How many lines hold the string "settings"? Give only the number.

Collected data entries
- - -
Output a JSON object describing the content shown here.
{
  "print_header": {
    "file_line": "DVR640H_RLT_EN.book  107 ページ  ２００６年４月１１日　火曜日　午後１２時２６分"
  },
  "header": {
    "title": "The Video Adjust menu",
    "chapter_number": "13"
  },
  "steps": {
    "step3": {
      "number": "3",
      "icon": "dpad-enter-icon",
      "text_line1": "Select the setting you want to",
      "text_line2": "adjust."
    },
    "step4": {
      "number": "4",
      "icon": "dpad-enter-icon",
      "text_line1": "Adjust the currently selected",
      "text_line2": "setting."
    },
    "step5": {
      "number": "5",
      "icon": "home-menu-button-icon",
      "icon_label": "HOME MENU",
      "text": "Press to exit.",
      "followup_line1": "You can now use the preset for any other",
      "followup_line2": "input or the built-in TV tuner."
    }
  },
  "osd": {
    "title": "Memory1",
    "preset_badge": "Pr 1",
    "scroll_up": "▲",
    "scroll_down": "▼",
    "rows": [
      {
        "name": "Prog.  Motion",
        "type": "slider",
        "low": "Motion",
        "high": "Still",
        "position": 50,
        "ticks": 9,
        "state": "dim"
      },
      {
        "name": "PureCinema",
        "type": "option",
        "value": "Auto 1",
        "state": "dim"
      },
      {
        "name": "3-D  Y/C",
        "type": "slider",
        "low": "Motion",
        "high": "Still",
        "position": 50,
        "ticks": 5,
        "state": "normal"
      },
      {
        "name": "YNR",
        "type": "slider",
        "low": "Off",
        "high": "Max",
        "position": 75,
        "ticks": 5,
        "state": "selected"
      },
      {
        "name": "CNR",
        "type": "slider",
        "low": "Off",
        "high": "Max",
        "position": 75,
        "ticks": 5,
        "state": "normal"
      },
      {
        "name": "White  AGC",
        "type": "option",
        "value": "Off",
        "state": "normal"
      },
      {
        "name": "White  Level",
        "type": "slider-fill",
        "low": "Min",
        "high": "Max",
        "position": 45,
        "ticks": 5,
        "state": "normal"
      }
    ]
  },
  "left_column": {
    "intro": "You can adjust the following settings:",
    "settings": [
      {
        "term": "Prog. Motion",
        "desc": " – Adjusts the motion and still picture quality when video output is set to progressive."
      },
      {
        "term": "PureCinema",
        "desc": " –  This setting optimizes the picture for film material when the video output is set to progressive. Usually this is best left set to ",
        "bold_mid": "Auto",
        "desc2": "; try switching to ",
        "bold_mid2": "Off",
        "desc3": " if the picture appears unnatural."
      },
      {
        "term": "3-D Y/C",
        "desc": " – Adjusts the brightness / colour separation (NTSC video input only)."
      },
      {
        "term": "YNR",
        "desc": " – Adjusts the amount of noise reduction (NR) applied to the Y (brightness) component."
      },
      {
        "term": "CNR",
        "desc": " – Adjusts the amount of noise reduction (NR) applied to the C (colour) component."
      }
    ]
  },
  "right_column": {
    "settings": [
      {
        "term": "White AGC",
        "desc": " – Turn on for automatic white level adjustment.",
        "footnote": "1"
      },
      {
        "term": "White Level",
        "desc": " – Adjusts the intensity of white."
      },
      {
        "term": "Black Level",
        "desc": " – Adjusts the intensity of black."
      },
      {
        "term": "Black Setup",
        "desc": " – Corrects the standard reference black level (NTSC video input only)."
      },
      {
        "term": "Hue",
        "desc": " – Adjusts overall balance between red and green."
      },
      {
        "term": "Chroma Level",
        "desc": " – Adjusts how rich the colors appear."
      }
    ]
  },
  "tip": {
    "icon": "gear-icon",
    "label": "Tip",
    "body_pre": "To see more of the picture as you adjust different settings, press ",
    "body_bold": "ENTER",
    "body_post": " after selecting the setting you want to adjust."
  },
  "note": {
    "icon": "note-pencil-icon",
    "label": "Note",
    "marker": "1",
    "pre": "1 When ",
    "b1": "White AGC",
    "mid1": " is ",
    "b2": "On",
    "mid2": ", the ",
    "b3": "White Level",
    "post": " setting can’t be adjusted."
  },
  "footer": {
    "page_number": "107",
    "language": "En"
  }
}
- - -
TASK ANSWER:
4